▸ **THE TASK**
Repeat the data word for word. Do not include the pictures.

>> begin LISTED ENTRIES

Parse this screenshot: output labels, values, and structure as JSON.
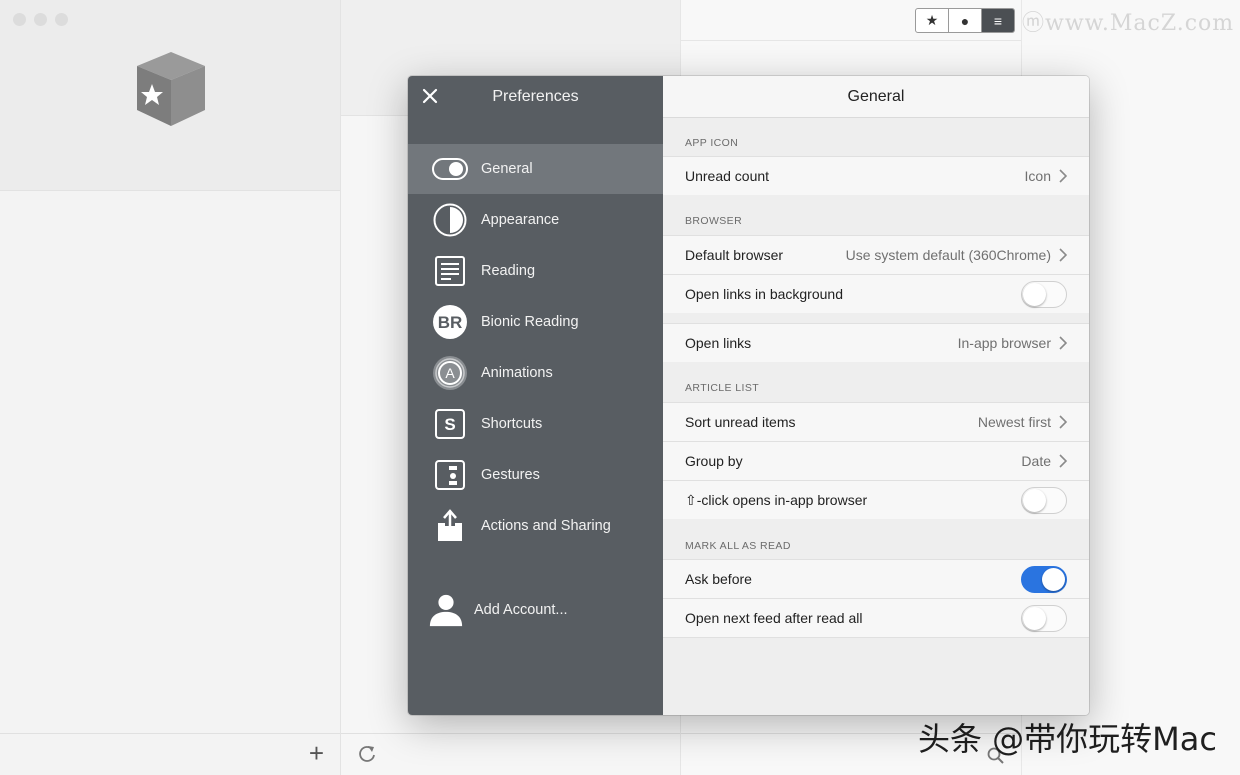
{
  "background": {
    "segmented": [
      "★",
      "●",
      "≡"
    ],
    "watermark": "ⓜwww.MacZ.com",
    "watermark_cn": "头条 @带你玩转Mac"
  },
  "colors": {
    "sidebar_bg": "#585d62",
    "sidebar_active": "#72777c",
    "toggle_on": "#2a74e0"
  },
  "sidebar": {
    "title": "Preferences",
    "items": [
      {
        "label": "General",
        "icon": "toggle-icon",
        "active": true
      },
      {
        "label": "Appearance",
        "icon": "half-circle-icon"
      },
      {
        "label": "Reading",
        "icon": "document-lines-icon"
      },
      {
        "label": "Bionic Reading",
        "icon": "br-badge-icon"
      },
      {
        "label": "Animations",
        "icon": "animation-a-icon"
      },
      {
        "label": "Shortcuts",
        "icon": "shortcut-s-icon"
      },
      {
        "label": "Gestures",
        "icon": "gestures-icon"
      },
      {
        "label": "Actions and Sharing",
        "icon": "share-icon"
      }
    ],
    "add_account": "Add Account..."
  },
  "content": {
    "title": "General",
    "sections": {
      "app_icon": "APP ICON",
      "browser": "BROWSER",
      "article_list": "ARTICLE LIST",
      "mark_all": "MARK ALL AS READ"
    },
    "rows": {
      "unread_count": {
        "label": "Unread count",
        "value": "Icon"
      },
      "default_browser": {
        "label": "Default browser",
        "value": "Use system default (360Chrome)"
      },
      "open_links_background": {
        "label": "Open links in background",
        "on": false
      },
      "open_links": {
        "label": "Open links",
        "value": "In-app browser"
      },
      "sort_unread": {
        "label": "Sort unread items",
        "value": "Newest first"
      },
      "group_by": {
        "label": "Group by",
        "value": "Date"
      },
      "shift_click": {
        "label": "⇧-click opens in-app browser",
        "on": false
      },
      "ask_before": {
        "label": "Ask before",
        "on": true
      },
      "open_next_feed": {
        "label": "Open next feed after read all",
        "on": false
      }
    }
  }
}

>> end LISTED ENTRIES

▸ **RESPONSE**
Parse this screenshot: output labels, values, and structure as JSON.
{
  "background": {
    "segmented": [
      "★",
      "●",
      "≡"
    ],
    "watermark": "ⓜwww.MacZ.com",
    "watermark_cn": "头条 @带你玩转Mac"
  },
  "colors": {
    "sidebar_bg": "#585d62",
    "sidebar_active": "#72777c",
    "toggle_on": "#2a74e0"
  },
  "sidebar": {
    "title": "Preferences",
    "items": [
      {
        "label": "General",
        "icon": "toggle-icon",
        "active": true
      },
      {
        "label": "Appearance",
        "icon": "half-circle-icon"
      },
      {
        "label": "Reading",
        "icon": "document-lines-icon"
      },
      {
        "label": "Bionic Reading",
        "icon": "br-badge-icon"
      },
      {
        "label": "Animations",
        "icon": "animation-a-icon"
      },
      {
        "label": "Shortcuts",
        "icon": "shortcut-s-icon"
      },
      {
        "label": "Gestures",
        "icon": "gestures-icon"
      },
      {
        "label": "Actions and Sharing",
        "icon": "share-icon"
      }
    ],
    "add_account": "Add Account..."
  },
  "content": {
    "title": "General",
    "sections": {
      "app_icon": "APP ICON",
      "browser": "BROWSER",
      "article_list": "ARTICLE LIST",
      "mark_all": "MARK ALL AS READ"
    },
    "rows": {
      "unread_count": {
        "label": "Unread count",
        "value": "Icon"
      },
      "default_browser": {
        "label": "Default browser",
        "value": "Use system default (360Chrome)"
      },
      "open_links_background": {
        "label": "Open links in background",
        "on": false
      },
      "open_links": {
        "label": "Open links",
        "value": "In-app browser"
      },
      "sort_unread": {
        "label": "Sort unread items",
        "value": "Newest first"
      },
      "group_by": {
        "label": "Group by",
        "value": "Date"
      },
      "shift_click": {
        "label": "⇧-click opens in-app browser",
        "on": false
      },
      "ask_before": {
        "label": "Ask before",
        "on": true
      },
      "open_next_feed": {
        "label": "Open next feed after read all",
        "on": false
      }
    }
  }
}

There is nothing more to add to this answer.